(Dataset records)
....

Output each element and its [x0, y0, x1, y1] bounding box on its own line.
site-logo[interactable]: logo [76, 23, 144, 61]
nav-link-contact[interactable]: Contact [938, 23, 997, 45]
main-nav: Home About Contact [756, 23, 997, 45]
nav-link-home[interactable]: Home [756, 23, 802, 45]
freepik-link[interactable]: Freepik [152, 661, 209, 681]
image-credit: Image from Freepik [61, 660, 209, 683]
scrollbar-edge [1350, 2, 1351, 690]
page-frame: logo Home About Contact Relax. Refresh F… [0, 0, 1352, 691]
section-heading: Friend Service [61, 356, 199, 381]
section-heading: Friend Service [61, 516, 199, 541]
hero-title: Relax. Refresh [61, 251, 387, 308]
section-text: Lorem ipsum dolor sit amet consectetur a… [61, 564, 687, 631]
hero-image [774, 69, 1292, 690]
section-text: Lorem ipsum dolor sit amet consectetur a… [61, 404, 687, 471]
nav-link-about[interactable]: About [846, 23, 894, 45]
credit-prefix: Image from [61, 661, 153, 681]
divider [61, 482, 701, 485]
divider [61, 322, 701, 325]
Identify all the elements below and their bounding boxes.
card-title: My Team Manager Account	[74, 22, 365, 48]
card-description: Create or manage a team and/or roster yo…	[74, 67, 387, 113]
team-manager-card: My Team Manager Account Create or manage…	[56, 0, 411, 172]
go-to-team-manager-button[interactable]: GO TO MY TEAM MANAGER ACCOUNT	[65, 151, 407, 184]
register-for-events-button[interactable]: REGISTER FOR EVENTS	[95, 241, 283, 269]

....

Return every line of the records that contains the string "hero", treating uppercase and lowercase as different.

hero-title: Relax. Refresh [61, 251, 387, 308]
hero-image [774, 69, 1292, 690]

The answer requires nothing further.